> Given entries:
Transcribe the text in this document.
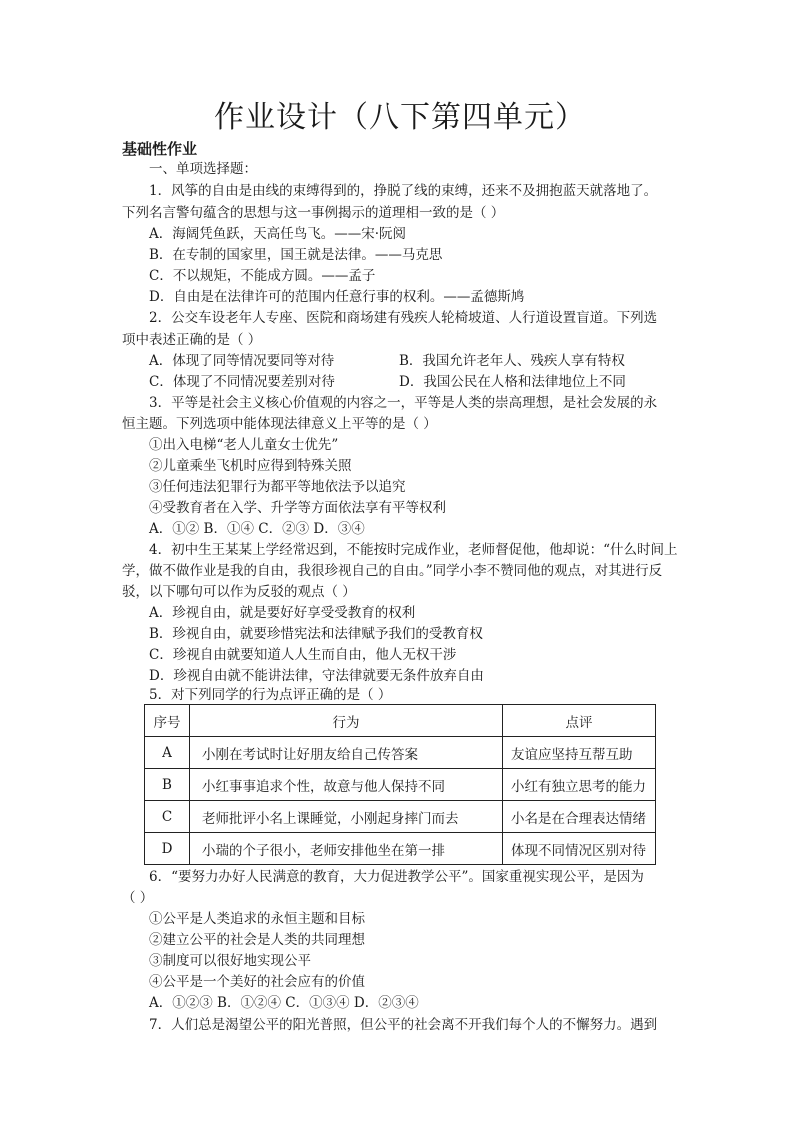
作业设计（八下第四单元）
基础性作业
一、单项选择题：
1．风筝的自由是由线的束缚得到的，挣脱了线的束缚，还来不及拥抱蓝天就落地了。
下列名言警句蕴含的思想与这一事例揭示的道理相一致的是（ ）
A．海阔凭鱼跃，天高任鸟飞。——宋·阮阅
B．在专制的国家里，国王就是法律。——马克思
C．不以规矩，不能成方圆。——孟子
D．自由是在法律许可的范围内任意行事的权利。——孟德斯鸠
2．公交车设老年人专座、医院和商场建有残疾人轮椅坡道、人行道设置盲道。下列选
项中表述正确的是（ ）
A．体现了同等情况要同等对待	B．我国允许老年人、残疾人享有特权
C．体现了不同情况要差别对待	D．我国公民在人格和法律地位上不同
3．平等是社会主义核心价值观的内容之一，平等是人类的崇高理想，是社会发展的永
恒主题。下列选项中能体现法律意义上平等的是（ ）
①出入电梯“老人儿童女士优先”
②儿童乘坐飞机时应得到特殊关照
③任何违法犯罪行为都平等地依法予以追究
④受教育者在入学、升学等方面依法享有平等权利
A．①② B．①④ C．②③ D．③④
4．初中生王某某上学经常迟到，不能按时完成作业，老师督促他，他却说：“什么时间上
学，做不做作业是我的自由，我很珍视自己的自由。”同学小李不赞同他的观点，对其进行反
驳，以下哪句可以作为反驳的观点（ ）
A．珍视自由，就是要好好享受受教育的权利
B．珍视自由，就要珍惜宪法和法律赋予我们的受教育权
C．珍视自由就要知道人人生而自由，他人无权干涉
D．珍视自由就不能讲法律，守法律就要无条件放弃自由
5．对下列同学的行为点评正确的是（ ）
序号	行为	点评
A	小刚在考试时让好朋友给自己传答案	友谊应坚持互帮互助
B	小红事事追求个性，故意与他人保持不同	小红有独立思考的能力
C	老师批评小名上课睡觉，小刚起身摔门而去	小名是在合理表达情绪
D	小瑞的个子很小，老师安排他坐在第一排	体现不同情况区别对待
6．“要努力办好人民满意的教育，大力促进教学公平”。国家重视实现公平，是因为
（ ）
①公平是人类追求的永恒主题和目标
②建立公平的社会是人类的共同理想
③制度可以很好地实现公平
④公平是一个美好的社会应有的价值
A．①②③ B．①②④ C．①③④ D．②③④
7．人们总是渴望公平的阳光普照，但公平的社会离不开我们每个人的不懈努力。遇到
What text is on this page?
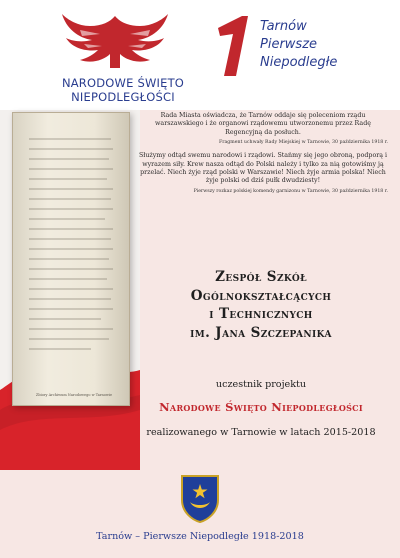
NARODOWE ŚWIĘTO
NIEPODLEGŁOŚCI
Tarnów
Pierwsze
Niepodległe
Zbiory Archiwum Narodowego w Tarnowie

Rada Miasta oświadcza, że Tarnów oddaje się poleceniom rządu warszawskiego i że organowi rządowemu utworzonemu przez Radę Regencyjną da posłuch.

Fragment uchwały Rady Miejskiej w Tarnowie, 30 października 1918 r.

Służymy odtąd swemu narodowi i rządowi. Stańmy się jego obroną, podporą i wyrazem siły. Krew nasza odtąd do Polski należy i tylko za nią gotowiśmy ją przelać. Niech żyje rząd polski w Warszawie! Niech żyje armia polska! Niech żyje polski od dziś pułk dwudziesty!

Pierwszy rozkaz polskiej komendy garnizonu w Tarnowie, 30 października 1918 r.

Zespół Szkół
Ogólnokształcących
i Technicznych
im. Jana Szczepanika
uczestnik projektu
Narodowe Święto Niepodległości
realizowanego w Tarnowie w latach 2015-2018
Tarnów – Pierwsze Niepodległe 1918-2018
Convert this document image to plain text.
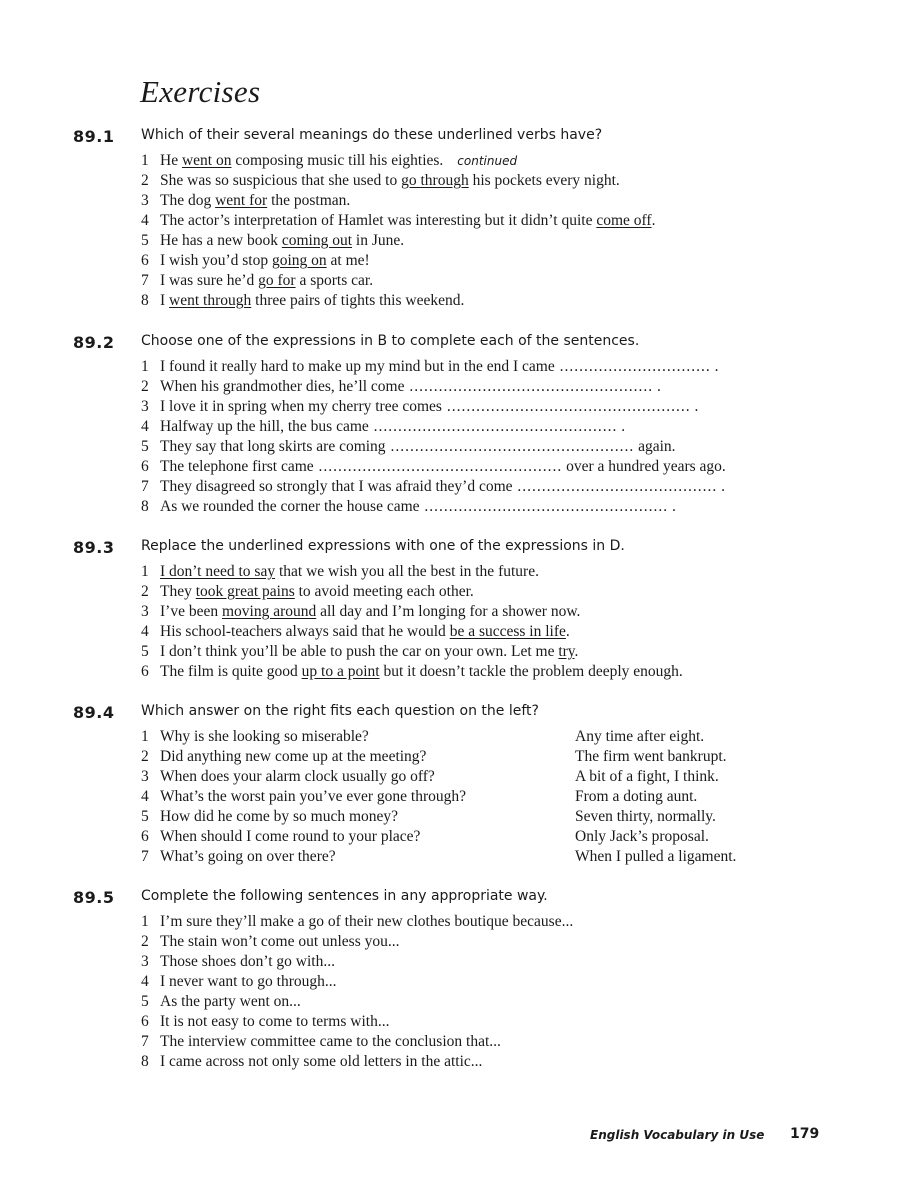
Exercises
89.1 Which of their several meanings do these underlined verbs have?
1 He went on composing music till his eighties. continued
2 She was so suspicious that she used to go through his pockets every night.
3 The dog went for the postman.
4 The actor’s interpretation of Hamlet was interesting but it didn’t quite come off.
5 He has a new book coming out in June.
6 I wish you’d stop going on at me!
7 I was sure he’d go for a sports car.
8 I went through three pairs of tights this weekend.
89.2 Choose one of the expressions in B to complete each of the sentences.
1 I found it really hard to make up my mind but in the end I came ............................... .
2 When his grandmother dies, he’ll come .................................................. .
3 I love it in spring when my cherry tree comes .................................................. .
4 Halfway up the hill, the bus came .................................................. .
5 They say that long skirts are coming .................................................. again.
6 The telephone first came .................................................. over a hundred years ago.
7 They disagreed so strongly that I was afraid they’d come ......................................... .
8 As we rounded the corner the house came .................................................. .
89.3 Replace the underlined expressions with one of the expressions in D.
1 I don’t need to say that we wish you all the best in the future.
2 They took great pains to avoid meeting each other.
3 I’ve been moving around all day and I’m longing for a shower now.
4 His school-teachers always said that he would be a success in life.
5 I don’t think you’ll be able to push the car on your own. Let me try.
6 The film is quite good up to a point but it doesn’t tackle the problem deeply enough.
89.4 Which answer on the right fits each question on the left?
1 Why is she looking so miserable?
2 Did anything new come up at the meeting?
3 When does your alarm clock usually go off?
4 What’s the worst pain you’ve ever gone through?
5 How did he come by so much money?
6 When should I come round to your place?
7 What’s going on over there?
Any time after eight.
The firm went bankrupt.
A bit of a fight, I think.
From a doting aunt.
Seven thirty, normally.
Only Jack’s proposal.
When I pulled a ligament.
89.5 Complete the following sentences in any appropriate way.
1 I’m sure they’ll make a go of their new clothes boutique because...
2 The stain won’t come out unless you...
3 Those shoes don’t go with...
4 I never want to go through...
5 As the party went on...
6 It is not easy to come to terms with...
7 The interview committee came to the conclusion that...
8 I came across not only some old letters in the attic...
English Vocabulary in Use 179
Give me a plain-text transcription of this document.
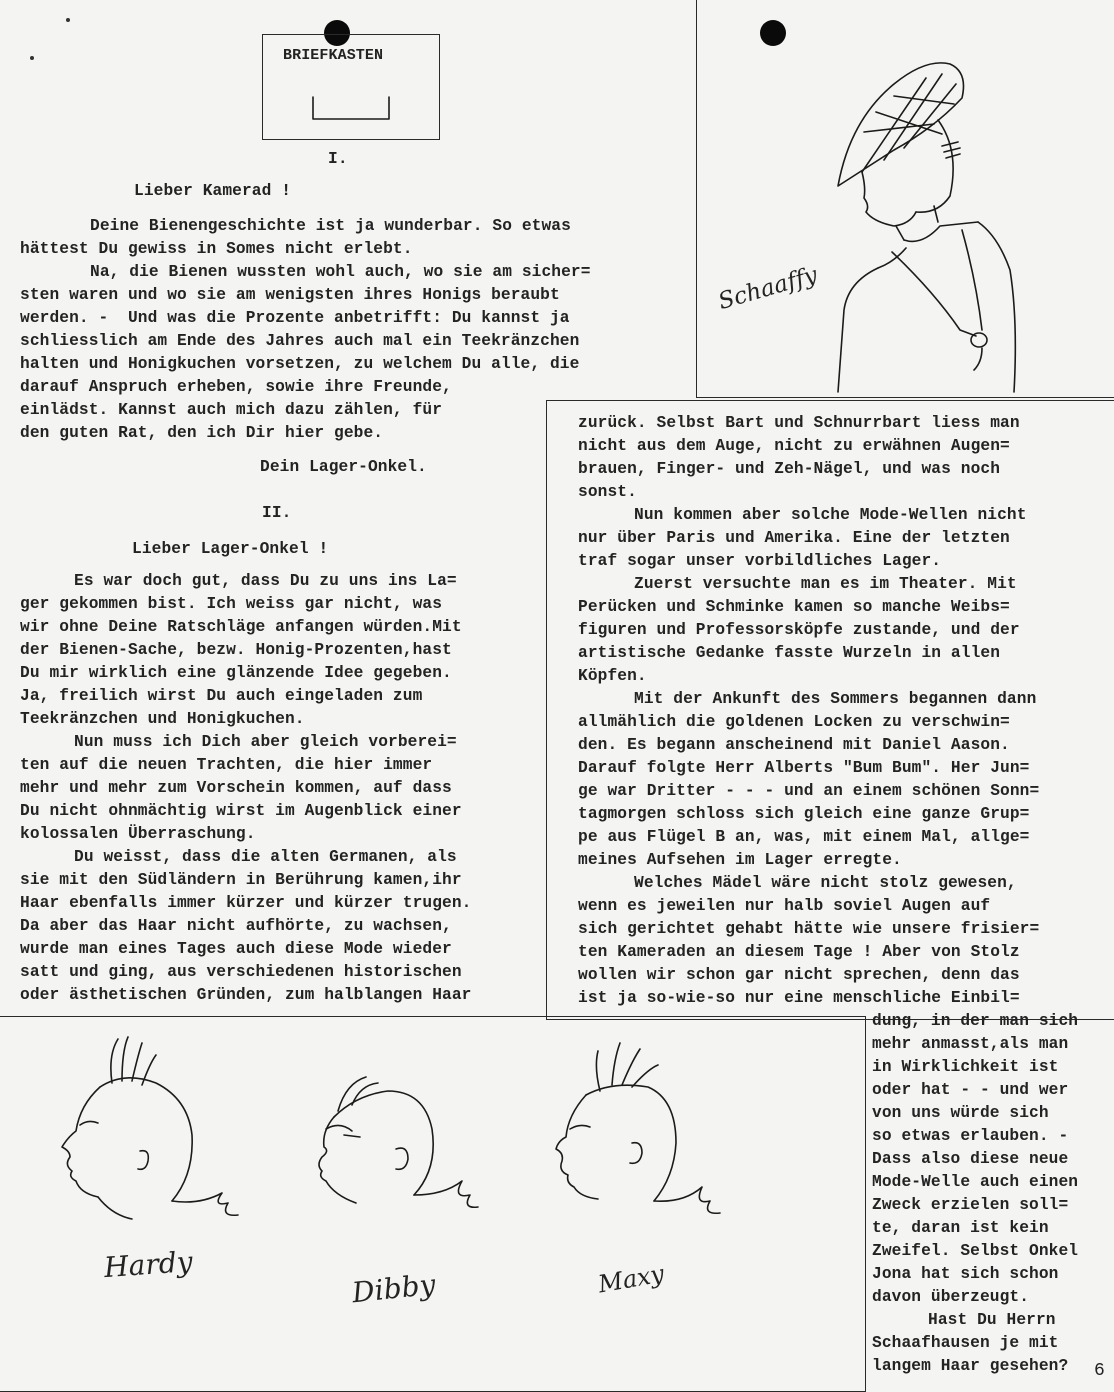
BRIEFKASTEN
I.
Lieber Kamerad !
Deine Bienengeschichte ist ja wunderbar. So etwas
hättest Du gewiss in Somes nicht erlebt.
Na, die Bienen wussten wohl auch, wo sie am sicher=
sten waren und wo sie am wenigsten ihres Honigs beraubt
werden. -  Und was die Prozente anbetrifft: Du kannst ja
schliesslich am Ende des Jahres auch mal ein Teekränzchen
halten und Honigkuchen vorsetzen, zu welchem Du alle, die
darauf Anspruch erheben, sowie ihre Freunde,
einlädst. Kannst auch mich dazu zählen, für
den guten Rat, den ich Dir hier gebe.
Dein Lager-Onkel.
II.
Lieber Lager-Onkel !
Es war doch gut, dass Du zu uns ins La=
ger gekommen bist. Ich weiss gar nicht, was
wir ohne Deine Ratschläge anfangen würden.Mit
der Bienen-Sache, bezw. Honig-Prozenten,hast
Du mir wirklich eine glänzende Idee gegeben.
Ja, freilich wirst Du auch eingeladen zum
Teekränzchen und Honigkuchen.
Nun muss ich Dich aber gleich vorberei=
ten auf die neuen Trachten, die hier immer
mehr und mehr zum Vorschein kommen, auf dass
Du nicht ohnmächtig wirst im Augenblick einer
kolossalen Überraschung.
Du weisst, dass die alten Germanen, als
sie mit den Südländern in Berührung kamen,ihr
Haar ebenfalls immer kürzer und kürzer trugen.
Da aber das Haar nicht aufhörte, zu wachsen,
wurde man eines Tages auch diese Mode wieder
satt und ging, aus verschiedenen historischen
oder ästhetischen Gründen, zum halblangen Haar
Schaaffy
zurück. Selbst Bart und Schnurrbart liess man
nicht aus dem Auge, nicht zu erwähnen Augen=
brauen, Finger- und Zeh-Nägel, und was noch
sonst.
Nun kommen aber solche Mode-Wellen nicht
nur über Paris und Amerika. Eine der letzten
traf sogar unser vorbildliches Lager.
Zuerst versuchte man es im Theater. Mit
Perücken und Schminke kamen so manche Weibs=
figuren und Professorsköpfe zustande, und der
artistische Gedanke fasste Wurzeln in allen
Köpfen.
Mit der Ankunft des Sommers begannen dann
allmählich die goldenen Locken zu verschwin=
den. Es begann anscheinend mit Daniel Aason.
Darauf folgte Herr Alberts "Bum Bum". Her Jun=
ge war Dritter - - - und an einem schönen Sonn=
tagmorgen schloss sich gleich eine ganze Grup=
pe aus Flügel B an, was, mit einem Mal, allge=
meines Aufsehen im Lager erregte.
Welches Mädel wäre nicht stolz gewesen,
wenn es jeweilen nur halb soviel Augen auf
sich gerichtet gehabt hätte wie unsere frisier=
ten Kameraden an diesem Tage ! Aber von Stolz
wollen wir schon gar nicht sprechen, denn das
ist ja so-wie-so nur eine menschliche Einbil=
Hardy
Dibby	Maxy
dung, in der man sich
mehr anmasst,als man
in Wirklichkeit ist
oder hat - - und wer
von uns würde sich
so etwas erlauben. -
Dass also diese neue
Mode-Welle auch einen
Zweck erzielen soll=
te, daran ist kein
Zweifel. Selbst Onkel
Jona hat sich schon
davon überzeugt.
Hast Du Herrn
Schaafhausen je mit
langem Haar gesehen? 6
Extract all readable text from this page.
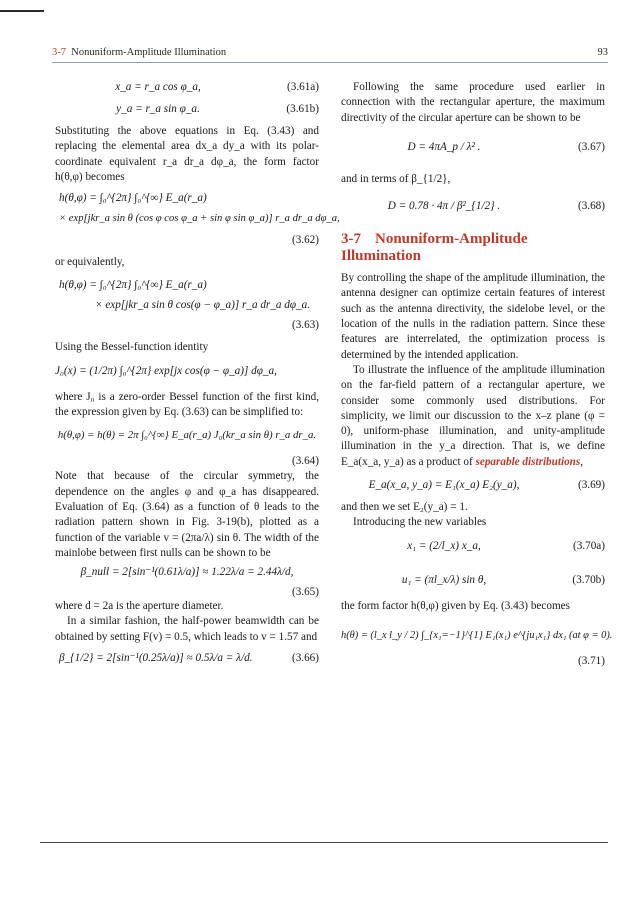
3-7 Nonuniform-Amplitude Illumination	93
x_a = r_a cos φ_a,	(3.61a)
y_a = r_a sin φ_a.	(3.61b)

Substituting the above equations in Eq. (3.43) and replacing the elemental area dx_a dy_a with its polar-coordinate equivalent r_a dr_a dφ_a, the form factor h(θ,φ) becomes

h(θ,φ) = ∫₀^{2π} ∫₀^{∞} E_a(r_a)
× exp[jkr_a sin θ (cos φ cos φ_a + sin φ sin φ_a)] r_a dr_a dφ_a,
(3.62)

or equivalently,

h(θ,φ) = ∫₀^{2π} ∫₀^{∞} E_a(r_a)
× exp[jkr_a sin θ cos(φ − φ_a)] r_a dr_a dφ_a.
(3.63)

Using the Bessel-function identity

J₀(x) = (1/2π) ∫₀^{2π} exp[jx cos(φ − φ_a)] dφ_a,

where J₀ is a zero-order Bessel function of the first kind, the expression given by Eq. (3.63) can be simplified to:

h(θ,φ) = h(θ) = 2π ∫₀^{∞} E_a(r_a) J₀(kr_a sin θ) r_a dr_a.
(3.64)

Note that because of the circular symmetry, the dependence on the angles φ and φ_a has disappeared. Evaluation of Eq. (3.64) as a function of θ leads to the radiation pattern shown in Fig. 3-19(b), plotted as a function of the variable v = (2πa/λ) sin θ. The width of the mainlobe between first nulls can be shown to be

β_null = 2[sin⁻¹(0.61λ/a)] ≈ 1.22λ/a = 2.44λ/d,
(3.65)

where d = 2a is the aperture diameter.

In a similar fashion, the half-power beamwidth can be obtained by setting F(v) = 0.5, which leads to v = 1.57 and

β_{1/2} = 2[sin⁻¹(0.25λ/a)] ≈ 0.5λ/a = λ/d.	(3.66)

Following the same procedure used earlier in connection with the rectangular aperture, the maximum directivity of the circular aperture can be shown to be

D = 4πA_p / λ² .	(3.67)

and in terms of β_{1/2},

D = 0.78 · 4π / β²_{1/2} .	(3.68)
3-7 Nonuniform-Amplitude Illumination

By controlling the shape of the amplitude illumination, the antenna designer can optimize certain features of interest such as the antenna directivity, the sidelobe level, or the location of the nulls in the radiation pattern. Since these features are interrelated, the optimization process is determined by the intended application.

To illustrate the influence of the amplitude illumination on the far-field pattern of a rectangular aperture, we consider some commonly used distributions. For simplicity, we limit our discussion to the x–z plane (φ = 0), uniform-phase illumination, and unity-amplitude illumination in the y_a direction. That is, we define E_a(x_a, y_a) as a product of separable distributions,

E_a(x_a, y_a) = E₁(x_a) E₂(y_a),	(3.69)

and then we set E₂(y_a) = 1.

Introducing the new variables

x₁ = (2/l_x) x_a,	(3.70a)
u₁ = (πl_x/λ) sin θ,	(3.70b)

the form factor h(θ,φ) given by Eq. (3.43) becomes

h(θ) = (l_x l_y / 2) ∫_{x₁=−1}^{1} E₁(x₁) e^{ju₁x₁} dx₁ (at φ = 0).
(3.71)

> Task: Count how many lines of the material hold the string "make". Give the number and nothing more.

> Answer to this problem: 2